Goal:
Of the lines in this listing, how many contain the word "achieve"? Give the number and nothing else.

= = = = =

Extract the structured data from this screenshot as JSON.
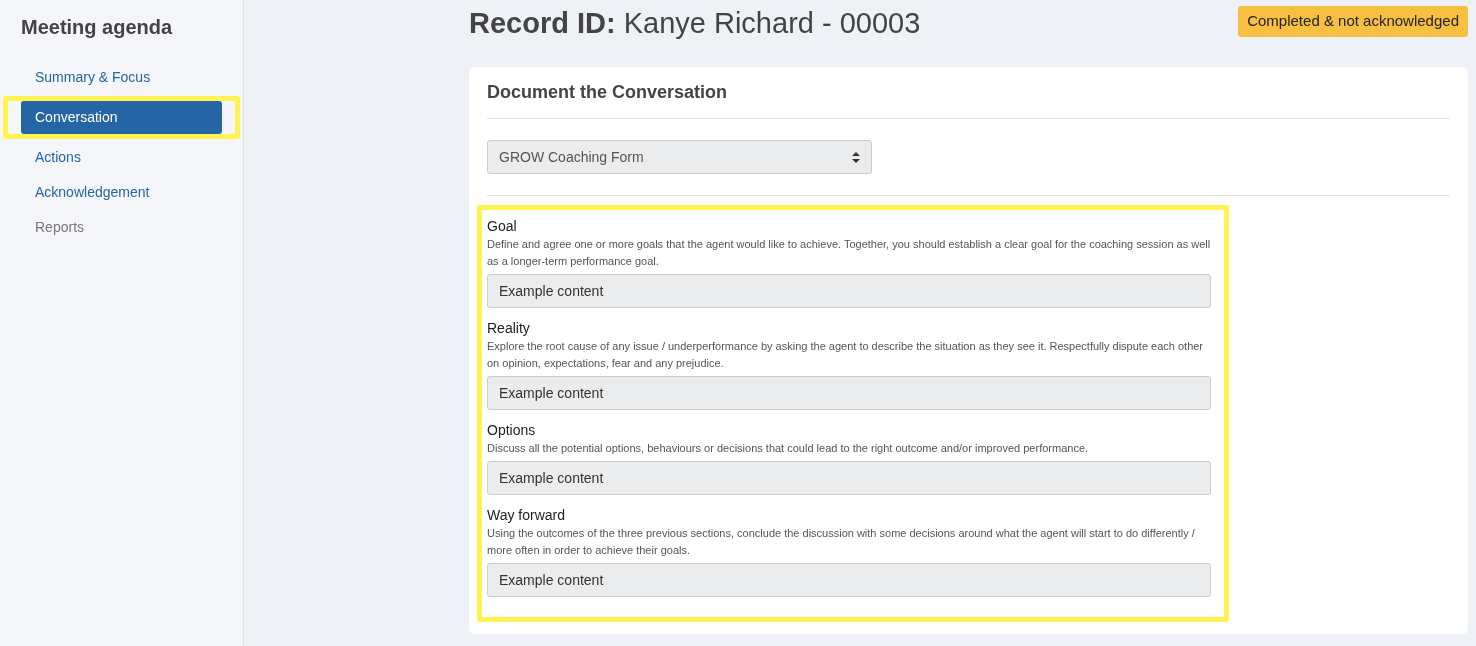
{
  "sidebar": {
    "title": "Meeting agenda",
    "items": [
      {
        "label": "Summary & Focus",
        "selected": false,
        "disabled": false,
        "highlighted": false
      },
      {
        "label": "Conversation",
        "selected": true,
        "disabled": false,
        "highlighted": true
      },
      {
        "label": "Actions",
        "selected": false,
        "disabled": false,
        "highlighted": false
      },
      {
        "label": "Acknowledgement",
        "selected": false,
        "disabled": false,
        "highlighted": false
      },
      {
        "label": "Reports",
        "selected": false,
        "disabled": true,
        "highlighted": false
      }
    ]
  },
  "header": {
    "title_label": "Record ID:",
    "title_value": "Kanye Richard - 00003",
    "status_badge": "Completed & not acknowledged"
  },
  "card": {
    "title": "Document the Conversation",
    "form_select": "GROW Coaching Form",
    "fields_highlighted": true,
    "fields": [
      {
        "label": "Goal",
        "description": "Define and agree one or more goals that the agent would like to achieve. Together, you should establish a clear goal for the coaching session as well as a longer-term performance goal.",
        "value": "Example content"
      },
      {
        "label": "Reality",
        "description": "Explore the root cause of any issue / underperformance by asking the agent to describe the situation as they see it. Respectfully dispute each other on opinion, expectations, fear and any prejudice.",
        "value": "Example content"
      },
      {
        "label": "Options",
        "description": "Discuss all the potential options, behaviours or decisions that could lead to the right outcome and/or improved performance.",
        "value": "Example content"
      },
      {
        "label": "Way forward",
        "description": "Using the outcomes of the three previous sections, conclude the discussion with some decisions around what the agent will start to do differently / more often in order to achieve their goals.",
        "value": "Example content"
      }
    ]
  }
}
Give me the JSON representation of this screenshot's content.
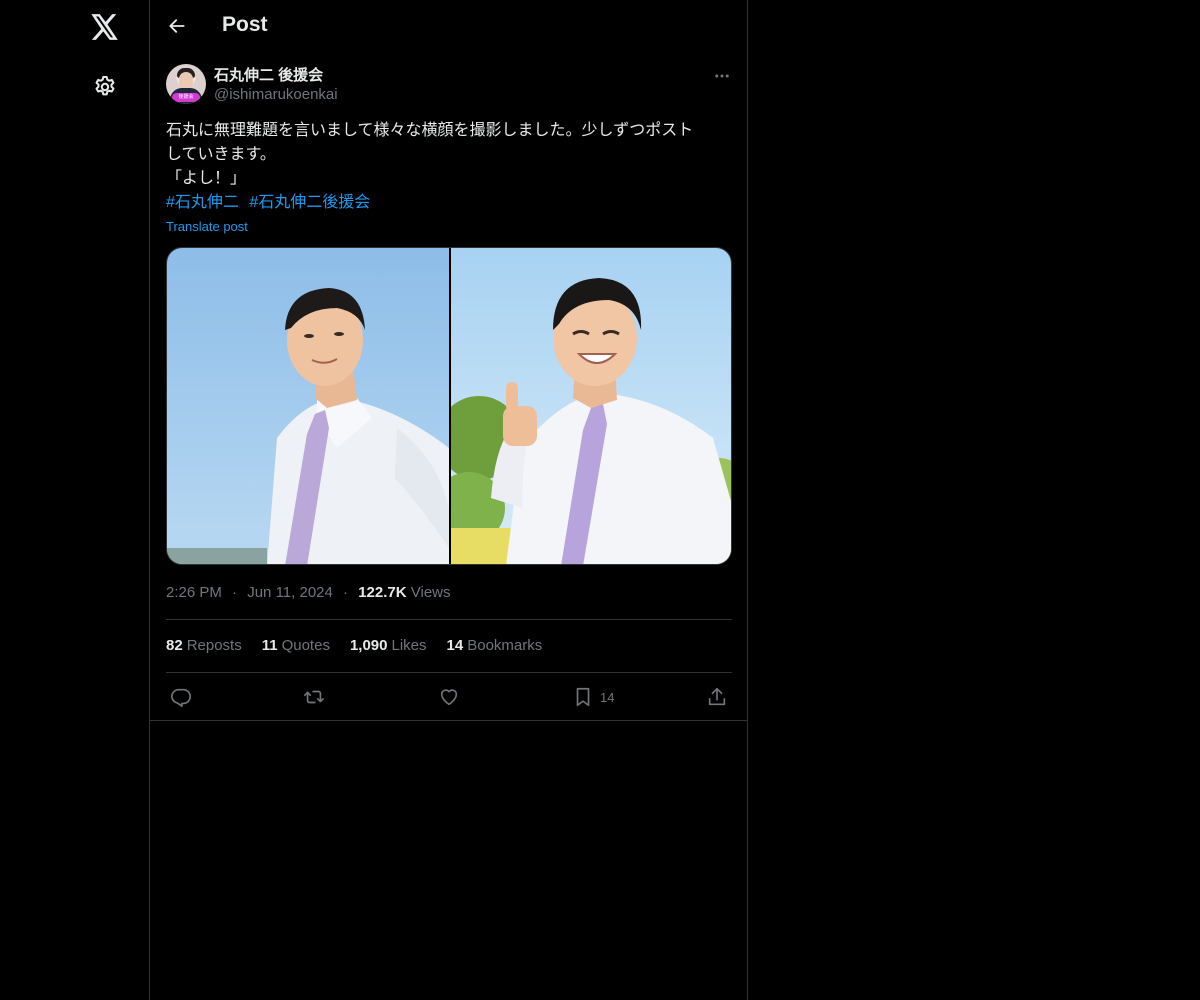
{
  "nav": {
    "logo_icon": "x-logo-icon",
    "settings_icon": "gear-icon"
  },
  "header": {
    "title": "Post",
    "back_icon": "arrow-left-icon"
  },
  "post": {
    "author": {
      "name": "石丸伸二 後援会",
      "handle": "@ishimarukoenkai",
      "avatar_badge": "後援会"
    },
    "text_lines": [
      "石丸に無理難題を言いまして様々な横顔を撮影しました。少しずつポスト",
      "していきます。",
      "「よし！」"
    ],
    "hashtags": [
      "#石丸伸二",
      "#石丸伸二後援会"
    ],
    "translate_label": "Translate post",
    "time": "2:26 PM",
    "date": "Jun 11, 2024",
    "views_count": "122.7K",
    "views_label": "Views",
    "stats": {
      "reposts": {
        "count": "82",
        "label": "Reposts"
      },
      "quotes": {
        "count": "11",
        "label": "Quotes"
      },
      "likes": {
        "count": "1,090",
        "label": "Likes"
      },
      "bookmarks": {
        "count": "14",
        "label": "Bookmarks"
      }
    },
    "actions": {
      "bookmark_count": "14"
    }
  },
  "colors": {
    "background": "#000000",
    "text": "#e7e9ea",
    "muted": "#71767b",
    "accent": "#1d9bf0",
    "border": "#2f3336"
  }
}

= = = = =

Task solution:
2